» TASK DESCRIPTION
Once you have read the records below, report how many lines contain the word "sind", and give nothing besides that number.
##### PROVIDED INFORMATION #####
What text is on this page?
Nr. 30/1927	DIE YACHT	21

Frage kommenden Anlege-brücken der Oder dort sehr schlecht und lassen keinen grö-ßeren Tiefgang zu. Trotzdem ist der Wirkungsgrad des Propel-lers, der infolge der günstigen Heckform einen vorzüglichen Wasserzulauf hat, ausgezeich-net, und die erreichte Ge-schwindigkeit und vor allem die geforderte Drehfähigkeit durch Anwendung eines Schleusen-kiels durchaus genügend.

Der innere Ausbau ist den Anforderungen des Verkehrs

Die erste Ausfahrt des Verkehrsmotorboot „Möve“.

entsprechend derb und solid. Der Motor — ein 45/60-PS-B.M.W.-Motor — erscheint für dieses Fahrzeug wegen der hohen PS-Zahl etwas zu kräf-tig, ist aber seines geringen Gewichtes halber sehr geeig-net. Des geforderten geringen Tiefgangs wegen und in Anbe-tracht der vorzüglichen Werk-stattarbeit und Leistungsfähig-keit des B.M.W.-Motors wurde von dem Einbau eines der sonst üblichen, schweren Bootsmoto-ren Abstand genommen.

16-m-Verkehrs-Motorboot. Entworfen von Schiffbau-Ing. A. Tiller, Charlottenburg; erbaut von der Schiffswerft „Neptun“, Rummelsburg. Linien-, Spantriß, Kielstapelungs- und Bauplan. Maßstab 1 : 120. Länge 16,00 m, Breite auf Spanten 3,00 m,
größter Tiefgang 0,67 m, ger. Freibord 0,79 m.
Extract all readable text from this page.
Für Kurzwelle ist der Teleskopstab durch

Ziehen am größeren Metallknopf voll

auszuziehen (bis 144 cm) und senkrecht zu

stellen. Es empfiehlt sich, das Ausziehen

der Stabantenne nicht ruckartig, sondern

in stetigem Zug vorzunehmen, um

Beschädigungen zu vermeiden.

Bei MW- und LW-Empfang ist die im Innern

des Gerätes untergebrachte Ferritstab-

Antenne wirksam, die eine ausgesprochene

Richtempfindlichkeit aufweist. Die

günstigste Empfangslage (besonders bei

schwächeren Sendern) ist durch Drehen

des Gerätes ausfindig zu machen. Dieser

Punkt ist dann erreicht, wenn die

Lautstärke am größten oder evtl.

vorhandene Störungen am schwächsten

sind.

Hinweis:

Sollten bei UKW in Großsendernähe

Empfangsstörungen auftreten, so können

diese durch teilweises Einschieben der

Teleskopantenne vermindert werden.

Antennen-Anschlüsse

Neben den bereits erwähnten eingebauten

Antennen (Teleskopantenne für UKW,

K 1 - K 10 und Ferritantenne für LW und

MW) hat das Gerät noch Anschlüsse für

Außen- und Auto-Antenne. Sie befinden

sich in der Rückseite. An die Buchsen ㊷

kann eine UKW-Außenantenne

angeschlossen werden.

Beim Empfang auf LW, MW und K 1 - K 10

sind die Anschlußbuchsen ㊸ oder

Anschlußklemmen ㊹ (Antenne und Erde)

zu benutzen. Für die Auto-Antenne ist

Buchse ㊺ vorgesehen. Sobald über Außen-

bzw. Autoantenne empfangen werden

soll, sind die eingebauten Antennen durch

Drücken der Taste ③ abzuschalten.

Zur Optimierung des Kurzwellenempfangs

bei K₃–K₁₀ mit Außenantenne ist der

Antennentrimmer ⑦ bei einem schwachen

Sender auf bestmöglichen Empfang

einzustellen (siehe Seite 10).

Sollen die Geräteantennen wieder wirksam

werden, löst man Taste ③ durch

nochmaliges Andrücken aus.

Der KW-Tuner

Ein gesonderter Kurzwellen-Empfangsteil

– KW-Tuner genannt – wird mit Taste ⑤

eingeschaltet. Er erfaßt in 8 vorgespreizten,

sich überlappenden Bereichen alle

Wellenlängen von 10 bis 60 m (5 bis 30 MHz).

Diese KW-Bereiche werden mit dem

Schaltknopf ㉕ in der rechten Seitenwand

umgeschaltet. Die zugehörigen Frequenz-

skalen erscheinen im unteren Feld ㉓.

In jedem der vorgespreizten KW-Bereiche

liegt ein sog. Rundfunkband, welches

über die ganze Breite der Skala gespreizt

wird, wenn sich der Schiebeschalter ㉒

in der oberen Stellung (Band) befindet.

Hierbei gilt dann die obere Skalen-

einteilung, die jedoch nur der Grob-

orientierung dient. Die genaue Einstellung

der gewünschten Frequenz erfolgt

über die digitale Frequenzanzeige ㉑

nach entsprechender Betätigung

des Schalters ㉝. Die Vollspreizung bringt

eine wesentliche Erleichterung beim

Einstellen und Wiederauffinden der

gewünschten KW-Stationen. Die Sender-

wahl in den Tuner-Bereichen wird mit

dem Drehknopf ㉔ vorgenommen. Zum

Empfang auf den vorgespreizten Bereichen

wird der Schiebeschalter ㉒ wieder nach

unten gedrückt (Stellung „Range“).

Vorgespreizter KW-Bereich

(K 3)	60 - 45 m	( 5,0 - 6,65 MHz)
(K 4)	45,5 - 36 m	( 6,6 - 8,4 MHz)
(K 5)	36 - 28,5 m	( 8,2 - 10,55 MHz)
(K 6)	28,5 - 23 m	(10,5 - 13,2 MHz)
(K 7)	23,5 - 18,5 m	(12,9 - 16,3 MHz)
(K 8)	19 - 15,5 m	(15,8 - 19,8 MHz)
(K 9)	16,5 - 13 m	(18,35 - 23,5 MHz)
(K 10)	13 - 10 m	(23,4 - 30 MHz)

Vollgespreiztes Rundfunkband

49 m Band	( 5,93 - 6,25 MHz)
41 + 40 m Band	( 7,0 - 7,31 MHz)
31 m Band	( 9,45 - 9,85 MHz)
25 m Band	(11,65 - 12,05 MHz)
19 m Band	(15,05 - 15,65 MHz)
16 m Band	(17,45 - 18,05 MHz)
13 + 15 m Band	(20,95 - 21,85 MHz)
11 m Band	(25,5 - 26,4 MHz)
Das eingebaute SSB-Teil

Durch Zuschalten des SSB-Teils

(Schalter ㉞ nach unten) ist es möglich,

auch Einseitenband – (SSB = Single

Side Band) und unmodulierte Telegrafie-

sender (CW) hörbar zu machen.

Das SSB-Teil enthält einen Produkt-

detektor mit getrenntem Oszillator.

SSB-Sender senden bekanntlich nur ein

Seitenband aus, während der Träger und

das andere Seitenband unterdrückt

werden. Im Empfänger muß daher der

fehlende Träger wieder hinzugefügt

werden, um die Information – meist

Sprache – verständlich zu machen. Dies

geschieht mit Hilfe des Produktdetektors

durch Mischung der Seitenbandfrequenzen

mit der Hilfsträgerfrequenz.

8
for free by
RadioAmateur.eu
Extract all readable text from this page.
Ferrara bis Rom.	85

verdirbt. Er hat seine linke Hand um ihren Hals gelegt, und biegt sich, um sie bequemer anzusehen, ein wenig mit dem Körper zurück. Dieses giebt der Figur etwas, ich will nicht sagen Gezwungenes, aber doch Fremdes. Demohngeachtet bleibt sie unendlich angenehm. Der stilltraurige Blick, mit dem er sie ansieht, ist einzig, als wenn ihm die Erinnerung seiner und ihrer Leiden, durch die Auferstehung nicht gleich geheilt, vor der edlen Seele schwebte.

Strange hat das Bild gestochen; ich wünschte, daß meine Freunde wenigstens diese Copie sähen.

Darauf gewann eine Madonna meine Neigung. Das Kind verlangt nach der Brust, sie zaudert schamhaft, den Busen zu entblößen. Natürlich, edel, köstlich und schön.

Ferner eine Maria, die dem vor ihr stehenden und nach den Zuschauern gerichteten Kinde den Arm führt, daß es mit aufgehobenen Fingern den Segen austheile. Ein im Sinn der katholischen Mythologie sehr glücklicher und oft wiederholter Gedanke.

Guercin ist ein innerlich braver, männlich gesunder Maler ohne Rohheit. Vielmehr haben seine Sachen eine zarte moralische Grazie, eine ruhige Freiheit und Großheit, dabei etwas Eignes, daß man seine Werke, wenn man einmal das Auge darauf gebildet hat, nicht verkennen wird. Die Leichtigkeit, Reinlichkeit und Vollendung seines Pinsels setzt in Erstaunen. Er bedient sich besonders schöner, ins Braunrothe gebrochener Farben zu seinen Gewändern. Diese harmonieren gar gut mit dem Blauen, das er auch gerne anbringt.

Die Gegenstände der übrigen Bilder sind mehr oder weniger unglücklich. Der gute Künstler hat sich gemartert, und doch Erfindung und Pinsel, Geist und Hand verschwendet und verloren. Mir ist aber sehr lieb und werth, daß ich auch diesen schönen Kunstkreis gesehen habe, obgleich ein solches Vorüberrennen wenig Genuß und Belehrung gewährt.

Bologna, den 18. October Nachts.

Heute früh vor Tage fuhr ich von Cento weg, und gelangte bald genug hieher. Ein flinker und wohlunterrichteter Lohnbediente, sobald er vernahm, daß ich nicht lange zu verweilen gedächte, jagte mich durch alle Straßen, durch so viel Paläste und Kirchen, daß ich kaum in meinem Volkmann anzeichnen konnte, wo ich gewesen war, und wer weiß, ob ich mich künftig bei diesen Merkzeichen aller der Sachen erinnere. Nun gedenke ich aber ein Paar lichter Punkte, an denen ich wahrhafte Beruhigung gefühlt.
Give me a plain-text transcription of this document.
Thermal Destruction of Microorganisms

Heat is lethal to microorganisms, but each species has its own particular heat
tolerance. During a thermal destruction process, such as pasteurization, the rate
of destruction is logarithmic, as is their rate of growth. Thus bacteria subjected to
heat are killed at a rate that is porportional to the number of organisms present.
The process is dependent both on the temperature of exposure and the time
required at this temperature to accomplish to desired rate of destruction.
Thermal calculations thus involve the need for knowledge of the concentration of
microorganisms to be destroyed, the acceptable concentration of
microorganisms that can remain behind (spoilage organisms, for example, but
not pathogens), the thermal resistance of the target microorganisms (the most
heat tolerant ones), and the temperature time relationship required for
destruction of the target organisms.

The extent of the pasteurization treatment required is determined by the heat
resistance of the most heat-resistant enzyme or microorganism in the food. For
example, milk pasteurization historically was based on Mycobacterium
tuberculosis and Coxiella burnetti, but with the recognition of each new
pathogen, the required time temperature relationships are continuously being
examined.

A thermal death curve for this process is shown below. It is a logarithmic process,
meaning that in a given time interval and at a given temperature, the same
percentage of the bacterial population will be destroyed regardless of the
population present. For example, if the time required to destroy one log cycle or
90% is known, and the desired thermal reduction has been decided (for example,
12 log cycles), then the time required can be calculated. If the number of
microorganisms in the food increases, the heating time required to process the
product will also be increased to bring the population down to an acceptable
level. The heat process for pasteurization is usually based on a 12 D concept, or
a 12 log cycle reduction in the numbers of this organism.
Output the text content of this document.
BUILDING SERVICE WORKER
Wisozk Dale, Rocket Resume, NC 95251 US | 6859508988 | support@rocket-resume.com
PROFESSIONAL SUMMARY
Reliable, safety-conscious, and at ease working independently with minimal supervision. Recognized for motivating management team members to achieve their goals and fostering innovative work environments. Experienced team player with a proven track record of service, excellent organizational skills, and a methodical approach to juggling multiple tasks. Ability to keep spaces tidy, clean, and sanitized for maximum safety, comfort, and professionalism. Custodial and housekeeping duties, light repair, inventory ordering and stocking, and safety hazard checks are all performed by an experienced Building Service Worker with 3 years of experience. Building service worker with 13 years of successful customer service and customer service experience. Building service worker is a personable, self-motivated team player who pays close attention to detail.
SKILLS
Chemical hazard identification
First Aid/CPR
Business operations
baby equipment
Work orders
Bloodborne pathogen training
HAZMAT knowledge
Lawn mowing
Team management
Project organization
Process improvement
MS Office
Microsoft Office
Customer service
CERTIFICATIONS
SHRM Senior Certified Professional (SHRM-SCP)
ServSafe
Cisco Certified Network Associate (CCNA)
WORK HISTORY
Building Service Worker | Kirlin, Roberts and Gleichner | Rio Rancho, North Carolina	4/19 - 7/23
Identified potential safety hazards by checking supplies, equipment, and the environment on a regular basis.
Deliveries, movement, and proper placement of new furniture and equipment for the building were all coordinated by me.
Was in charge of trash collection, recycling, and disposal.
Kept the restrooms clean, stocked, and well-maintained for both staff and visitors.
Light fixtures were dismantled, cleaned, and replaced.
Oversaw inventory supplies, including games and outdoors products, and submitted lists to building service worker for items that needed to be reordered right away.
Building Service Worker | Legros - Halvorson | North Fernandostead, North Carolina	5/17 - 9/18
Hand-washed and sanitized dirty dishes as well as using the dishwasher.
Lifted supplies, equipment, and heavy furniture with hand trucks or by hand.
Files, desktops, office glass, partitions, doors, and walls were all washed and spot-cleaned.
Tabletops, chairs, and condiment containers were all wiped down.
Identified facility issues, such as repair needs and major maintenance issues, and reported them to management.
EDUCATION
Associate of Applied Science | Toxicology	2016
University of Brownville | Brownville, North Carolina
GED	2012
#####
» EXPECTED ANSWER
4